▶ RECORDS FOR PROCESSING:
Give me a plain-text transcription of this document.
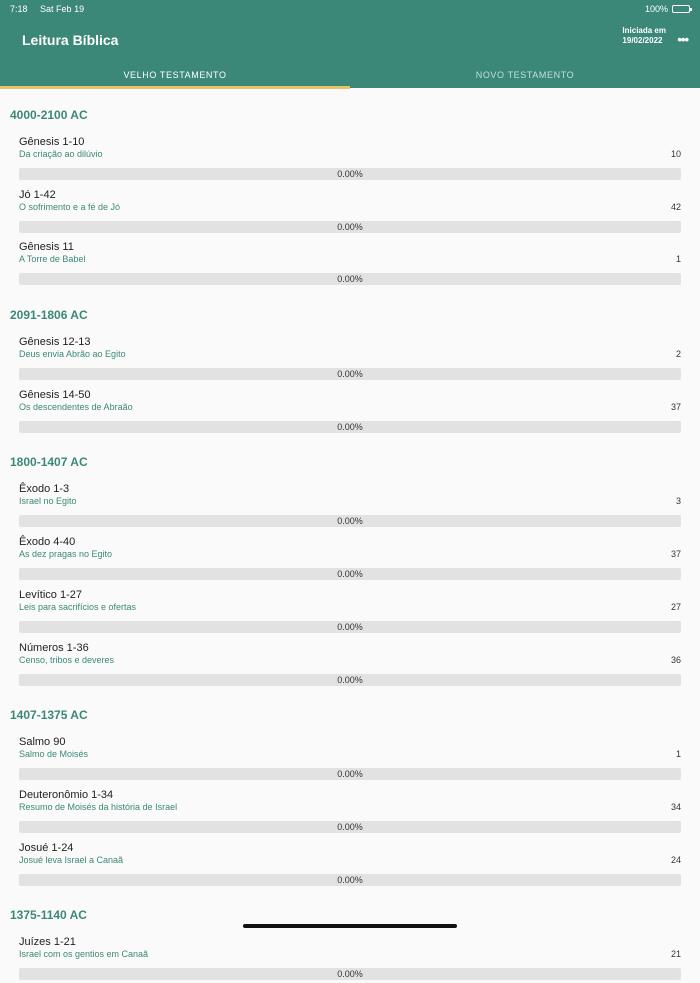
7:18 Sat Feb 19	100%
Leitura Bíblica
Iniciada em
19/02/2022 •••
VELHO TESTAMENTO	NOVO TESTAMENTO
4000-2100 AC
Gênesis 1-10
Da criação ao dilúvio	10
0.00%
Jó 1-42
O sofrimento e a fé de Jó	42
0.00%
Gênesis 11
A Torre de Babel	1
0.00%
2091-1806 AC
Gênesis 12-13
Deus envia Abrão ao Egito	2
0.00%
Gênesis 14-50
Os descendentes de Abraão	37
0.00%
1800-1407 AC
Êxodo 1-3
Israel no Egito	3
0.00%
Êxodo 4-40
As dez pragas no Egito	37
0.00%
Levítico 1-27
Leis para sacrifícios e ofertas	27
0.00%
Números 1-36
Censo, tribos e deveres	36
0.00%
1407-1375 AC
Salmo 90
Salmo de Moisés	1
0.00%
Deuteronômio 1-34
Resumo de Moisés da história de Israel	34
0.00%
Josué 1-24
Josué leva Israel a Canaã	24
0.00%
1375-1140 AC
Juízes 1-21
Israel com os gentios em Canaã	21
0.00%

▶ JOB: Your task is an exact transcription of all the data, minus the pictures.

▶ RESULT OF THE TASK:
Give me a plain-text transcription of this document.
7:18 Sat Feb 19	100%
Leitura Bíblica
Iniciada em
19/02/2022 •••
VELHO TESTAMENTO	NOVO TESTAMENTO
4000-2100 AC
Gênesis 1-10
Da criação ao dilúvio	10
0.00%
Jó 1-42
O sofrimento e a fé de Jó	42
0.00%
Gênesis 11
A Torre de Babel	1
0.00%
2091-1806 AC
Gênesis 12-13
Deus envia Abrão ao Egito	2
0.00%
Gênesis 14-50
Os descendentes de Abraão	37
0.00%
1800-1407 AC
Êxodo 1-3
Israel no Egito	3
0.00%
Êxodo 4-40
As dez pragas no Egito	37
0.00%
Levítico 1-27
Leis para sacrifícios e ofertas	27
0.00%
Números 1-36
Censo, tribos e deveres	36
0.00%
1407-1375 AC
Salmo 90
Salmo de Moisés	1
0.00%
Deuteronômio 1-34
Resumo de Moisés da história de Israel	34
0.00%
Josué 1-24
Josué leva Israel a Canaã	24
0.00%
1375-1140 AC
Juízes 1-21
Israel com os gentios em Canaã	21
0.00%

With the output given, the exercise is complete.